## Material to process
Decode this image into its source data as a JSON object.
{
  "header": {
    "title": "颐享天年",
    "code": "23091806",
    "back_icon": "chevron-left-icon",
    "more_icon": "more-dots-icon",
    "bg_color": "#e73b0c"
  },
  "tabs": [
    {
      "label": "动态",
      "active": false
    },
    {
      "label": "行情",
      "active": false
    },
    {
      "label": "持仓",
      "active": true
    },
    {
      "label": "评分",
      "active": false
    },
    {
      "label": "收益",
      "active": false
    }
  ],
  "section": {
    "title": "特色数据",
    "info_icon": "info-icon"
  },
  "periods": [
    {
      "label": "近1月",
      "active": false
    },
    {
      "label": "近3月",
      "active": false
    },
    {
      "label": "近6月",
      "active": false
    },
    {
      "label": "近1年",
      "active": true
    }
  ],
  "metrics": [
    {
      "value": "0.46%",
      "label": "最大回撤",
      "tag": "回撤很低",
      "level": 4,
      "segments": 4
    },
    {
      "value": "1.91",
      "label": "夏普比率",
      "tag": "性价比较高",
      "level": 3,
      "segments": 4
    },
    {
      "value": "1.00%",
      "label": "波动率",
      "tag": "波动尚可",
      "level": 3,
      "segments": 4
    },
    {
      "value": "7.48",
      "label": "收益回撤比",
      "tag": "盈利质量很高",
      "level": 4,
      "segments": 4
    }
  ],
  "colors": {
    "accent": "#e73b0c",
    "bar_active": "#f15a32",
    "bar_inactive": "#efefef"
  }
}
==
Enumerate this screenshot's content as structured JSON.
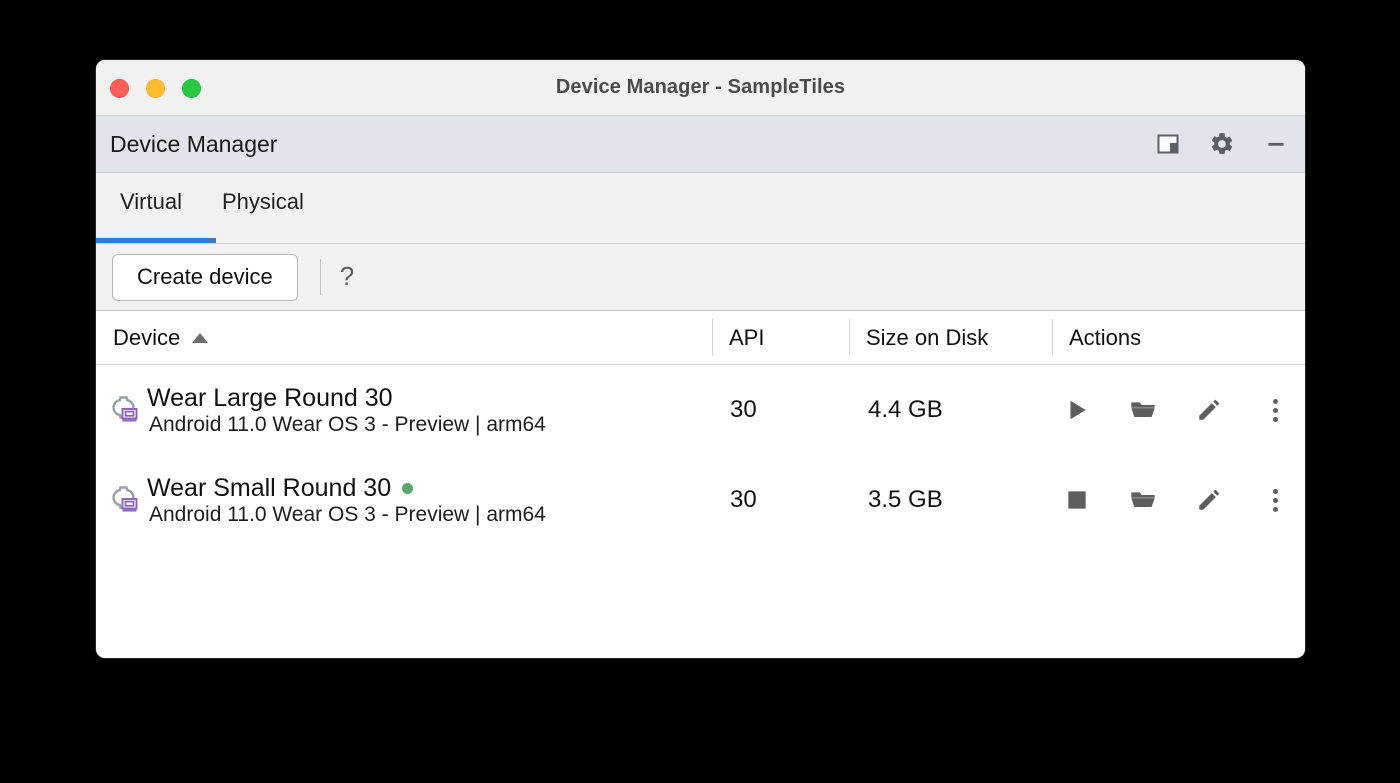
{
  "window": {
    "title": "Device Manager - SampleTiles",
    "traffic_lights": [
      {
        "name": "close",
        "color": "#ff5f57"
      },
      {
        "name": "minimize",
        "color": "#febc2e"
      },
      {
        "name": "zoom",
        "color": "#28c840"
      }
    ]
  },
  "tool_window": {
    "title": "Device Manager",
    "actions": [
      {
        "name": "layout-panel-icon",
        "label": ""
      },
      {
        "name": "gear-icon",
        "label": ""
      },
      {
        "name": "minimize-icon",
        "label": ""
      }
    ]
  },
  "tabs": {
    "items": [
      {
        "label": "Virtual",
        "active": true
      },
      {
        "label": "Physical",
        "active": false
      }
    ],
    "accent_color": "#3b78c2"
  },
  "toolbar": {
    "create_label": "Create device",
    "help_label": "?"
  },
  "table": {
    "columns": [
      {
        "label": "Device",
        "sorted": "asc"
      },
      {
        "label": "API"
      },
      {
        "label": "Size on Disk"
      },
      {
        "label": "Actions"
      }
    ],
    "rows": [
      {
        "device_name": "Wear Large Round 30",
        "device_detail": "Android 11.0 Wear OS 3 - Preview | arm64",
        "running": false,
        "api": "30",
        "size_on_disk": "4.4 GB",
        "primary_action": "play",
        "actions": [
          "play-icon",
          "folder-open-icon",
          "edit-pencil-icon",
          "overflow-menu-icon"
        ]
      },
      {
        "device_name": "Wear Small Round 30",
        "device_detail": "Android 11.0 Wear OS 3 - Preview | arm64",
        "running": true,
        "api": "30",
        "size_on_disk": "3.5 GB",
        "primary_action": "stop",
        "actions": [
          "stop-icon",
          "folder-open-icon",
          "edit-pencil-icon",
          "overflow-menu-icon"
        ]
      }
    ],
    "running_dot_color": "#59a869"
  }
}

## Problem details
Reply with only the number of lines in the material above where the string "Wear" appears.

## Task answer
4